> _EXERCISE AIM_:
Look through the data for the string "ylabel". Copy every line where it is found.

> _INPUT FOR THIS TASK_:

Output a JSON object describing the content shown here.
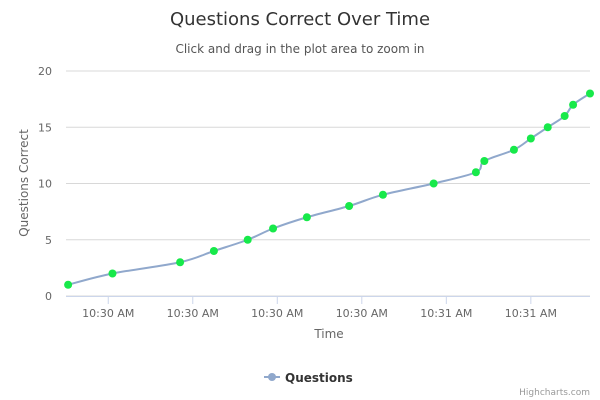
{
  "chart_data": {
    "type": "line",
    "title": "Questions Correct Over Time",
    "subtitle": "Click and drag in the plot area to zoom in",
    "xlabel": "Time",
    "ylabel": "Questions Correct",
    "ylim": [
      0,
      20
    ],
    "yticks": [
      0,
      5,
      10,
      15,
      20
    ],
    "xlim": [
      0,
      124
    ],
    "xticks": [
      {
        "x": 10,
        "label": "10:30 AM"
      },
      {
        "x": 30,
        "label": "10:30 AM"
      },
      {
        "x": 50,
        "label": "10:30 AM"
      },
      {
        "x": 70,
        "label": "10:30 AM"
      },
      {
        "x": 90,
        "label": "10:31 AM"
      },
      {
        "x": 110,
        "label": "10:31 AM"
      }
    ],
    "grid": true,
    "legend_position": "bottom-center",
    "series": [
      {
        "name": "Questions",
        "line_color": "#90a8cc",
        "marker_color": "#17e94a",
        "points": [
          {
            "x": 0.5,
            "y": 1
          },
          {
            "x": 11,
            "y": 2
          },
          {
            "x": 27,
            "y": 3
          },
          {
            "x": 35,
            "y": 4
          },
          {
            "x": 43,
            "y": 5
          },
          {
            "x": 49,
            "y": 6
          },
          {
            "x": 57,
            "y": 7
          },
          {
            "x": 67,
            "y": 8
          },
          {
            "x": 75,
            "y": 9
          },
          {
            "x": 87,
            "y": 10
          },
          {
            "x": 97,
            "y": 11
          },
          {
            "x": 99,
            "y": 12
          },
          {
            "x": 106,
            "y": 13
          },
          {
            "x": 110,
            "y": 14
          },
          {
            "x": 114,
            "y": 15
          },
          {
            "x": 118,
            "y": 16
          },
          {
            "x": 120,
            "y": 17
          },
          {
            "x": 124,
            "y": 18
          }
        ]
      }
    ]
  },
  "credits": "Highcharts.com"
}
==
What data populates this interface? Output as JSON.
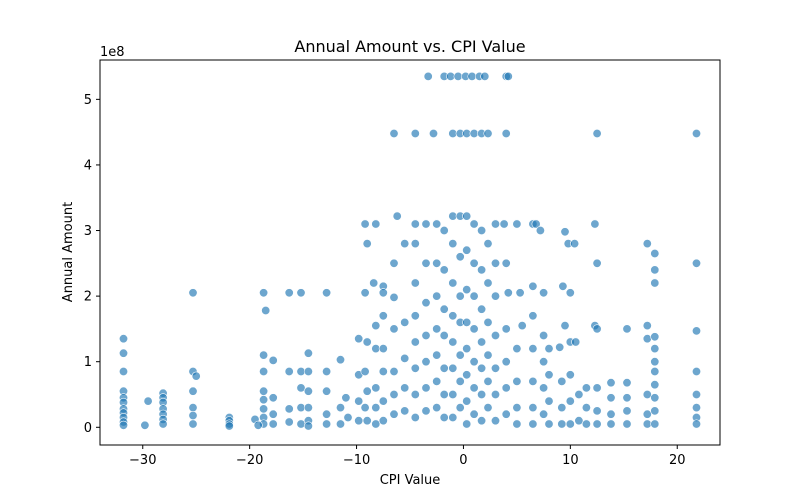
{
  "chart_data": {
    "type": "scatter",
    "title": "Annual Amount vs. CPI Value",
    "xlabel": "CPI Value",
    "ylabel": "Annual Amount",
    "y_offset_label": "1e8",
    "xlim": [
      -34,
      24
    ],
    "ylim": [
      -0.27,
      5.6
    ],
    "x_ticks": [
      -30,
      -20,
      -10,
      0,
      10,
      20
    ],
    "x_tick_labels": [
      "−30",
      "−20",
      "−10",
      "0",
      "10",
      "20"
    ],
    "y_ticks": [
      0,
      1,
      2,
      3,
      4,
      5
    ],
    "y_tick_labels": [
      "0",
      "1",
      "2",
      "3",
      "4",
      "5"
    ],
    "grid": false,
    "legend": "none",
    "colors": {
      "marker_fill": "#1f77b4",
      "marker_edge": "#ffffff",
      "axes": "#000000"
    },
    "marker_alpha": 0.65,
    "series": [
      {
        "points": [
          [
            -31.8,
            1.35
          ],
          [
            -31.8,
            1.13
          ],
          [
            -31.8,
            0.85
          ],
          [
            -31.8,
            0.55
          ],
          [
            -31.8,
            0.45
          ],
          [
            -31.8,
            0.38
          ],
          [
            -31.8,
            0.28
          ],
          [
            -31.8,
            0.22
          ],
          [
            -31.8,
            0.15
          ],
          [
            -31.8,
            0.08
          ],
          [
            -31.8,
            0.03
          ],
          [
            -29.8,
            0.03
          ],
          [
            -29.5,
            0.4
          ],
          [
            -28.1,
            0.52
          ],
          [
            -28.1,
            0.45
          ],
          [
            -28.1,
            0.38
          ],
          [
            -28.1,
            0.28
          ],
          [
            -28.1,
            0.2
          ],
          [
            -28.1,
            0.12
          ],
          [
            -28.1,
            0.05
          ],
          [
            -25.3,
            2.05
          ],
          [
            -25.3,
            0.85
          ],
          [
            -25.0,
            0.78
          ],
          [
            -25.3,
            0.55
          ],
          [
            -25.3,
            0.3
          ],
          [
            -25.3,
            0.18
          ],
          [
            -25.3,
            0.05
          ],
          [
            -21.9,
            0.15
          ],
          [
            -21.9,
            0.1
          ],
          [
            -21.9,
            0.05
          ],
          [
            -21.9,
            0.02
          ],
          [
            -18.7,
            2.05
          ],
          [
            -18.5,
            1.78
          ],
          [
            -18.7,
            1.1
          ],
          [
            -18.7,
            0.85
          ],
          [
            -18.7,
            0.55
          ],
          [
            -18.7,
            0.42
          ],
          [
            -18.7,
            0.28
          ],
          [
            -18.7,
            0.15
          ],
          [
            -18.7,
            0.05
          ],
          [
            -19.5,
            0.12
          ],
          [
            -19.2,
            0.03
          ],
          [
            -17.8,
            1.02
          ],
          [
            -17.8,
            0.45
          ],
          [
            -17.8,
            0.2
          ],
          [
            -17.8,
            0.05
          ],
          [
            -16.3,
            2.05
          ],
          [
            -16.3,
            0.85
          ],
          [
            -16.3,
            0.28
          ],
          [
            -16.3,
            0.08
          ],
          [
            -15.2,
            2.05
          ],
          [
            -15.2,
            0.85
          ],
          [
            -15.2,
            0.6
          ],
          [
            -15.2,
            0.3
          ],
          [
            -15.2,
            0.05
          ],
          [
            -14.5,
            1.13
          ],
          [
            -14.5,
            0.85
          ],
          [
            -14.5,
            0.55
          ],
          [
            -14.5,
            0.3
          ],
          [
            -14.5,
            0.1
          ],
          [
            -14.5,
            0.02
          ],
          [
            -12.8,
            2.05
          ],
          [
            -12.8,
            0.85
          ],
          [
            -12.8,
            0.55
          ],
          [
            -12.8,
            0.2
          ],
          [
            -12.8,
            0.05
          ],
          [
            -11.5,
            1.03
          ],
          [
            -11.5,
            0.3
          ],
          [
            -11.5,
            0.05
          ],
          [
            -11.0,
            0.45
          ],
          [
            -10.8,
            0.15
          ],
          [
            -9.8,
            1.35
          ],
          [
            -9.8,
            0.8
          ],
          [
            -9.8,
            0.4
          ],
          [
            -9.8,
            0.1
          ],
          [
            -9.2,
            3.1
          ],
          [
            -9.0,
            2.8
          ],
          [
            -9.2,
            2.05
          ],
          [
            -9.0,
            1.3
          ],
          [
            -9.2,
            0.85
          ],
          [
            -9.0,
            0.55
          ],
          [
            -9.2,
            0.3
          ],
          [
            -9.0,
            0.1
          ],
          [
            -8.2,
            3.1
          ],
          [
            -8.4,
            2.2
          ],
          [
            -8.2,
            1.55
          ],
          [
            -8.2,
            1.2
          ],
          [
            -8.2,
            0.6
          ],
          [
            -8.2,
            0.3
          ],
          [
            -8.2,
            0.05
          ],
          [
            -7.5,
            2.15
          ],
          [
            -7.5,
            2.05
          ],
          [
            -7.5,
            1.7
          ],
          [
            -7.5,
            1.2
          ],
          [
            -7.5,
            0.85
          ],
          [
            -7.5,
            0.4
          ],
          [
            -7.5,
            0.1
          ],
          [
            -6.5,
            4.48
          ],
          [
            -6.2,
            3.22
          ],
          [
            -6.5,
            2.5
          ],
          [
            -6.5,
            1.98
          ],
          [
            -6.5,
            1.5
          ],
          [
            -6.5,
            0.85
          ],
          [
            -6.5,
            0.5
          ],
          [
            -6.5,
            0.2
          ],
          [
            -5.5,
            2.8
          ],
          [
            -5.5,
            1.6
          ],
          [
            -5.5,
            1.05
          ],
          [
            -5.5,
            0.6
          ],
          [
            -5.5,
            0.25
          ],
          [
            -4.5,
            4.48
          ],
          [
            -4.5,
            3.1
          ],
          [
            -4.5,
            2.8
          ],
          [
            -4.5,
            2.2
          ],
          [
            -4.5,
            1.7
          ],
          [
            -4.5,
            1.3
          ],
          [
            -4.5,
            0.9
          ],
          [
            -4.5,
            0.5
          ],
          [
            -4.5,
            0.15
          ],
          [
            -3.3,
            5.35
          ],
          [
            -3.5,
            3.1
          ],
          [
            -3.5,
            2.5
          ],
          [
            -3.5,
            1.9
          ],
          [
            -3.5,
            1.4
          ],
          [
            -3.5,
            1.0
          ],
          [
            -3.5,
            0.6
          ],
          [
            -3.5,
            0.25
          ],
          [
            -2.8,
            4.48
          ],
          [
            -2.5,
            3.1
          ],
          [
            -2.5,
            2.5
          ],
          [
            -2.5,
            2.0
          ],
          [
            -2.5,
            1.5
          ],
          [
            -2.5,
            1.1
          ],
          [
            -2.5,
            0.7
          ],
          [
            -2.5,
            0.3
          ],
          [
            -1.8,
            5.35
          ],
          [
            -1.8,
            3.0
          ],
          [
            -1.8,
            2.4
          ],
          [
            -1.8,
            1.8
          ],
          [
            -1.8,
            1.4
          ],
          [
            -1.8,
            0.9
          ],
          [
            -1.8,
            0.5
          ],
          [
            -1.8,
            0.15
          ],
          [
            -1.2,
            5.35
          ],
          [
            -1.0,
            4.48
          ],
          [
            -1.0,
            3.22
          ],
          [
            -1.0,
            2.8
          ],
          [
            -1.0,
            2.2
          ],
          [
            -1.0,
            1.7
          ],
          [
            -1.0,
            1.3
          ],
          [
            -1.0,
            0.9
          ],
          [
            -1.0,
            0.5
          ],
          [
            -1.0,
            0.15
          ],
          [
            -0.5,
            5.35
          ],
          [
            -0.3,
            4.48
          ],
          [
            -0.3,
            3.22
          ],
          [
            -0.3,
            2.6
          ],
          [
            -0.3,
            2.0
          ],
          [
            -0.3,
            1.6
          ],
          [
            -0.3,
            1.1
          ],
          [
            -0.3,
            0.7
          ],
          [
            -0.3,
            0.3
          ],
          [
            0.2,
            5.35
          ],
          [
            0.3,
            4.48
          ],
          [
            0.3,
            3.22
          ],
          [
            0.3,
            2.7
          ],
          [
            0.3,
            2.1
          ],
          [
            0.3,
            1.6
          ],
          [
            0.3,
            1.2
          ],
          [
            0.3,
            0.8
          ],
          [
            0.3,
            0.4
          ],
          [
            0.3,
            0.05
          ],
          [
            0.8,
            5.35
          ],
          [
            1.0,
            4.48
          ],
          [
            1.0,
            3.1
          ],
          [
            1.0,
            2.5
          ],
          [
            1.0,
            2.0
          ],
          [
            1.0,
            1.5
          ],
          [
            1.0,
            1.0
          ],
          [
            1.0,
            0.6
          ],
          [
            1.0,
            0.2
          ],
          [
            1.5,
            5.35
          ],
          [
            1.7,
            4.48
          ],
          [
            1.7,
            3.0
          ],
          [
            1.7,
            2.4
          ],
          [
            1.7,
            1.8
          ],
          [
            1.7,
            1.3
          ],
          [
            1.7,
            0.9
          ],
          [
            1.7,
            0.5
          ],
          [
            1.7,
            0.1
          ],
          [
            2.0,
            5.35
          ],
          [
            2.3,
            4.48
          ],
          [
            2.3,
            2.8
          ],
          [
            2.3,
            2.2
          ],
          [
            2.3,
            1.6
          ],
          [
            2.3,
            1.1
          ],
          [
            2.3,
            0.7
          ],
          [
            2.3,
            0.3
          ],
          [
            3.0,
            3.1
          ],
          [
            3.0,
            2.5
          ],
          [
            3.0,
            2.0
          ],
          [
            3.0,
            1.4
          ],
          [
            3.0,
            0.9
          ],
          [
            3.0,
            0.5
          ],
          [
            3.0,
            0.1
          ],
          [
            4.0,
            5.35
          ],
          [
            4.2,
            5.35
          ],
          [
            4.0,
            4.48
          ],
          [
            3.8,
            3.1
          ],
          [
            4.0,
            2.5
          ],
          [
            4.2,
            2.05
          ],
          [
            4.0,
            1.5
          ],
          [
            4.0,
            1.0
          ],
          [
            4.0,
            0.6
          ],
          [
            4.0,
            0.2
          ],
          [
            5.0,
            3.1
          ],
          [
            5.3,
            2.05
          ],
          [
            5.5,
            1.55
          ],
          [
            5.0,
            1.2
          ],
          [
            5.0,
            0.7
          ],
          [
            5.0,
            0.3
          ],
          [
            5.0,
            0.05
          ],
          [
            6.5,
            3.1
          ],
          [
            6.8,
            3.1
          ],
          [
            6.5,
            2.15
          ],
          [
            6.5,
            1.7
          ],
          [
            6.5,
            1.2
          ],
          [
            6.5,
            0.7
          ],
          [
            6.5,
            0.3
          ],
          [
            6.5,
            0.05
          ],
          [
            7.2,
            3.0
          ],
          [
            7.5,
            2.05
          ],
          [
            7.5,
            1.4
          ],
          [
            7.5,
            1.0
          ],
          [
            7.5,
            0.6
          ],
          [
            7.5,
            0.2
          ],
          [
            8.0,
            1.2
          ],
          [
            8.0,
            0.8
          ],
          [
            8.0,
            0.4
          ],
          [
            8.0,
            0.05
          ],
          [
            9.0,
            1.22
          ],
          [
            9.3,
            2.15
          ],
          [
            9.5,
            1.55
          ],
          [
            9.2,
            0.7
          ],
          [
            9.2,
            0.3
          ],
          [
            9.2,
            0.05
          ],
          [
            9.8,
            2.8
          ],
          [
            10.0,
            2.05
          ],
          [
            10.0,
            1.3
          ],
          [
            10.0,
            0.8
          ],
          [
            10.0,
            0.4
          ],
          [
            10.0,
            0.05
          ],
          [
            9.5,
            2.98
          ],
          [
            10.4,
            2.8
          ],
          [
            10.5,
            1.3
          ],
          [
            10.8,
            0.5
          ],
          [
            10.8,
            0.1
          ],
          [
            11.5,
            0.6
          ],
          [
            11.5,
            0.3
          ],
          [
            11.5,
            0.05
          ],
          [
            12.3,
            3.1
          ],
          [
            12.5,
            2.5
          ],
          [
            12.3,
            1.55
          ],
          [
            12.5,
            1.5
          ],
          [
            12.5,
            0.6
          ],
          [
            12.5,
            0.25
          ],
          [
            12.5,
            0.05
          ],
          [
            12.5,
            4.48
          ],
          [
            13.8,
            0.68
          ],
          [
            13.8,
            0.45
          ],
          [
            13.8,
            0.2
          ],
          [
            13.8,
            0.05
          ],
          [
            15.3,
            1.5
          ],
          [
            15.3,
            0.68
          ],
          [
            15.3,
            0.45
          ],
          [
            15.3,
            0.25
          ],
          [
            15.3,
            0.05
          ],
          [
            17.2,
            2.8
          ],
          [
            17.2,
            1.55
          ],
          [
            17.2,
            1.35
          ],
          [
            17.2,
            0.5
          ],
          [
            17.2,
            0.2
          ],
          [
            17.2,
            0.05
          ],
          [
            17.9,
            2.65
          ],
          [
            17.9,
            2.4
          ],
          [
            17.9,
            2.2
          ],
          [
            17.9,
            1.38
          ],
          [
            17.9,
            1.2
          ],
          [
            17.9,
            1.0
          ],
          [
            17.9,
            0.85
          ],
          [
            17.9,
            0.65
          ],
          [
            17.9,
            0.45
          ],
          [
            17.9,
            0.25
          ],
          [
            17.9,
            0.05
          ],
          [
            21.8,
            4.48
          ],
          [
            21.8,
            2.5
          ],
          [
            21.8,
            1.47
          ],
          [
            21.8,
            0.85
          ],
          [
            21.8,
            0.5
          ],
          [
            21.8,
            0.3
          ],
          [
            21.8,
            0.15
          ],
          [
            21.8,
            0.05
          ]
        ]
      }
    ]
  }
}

> _PROBLEM SOLUTION_:
    "ylabel": "Questions Correct",
    "ylabel": "Annual Amount",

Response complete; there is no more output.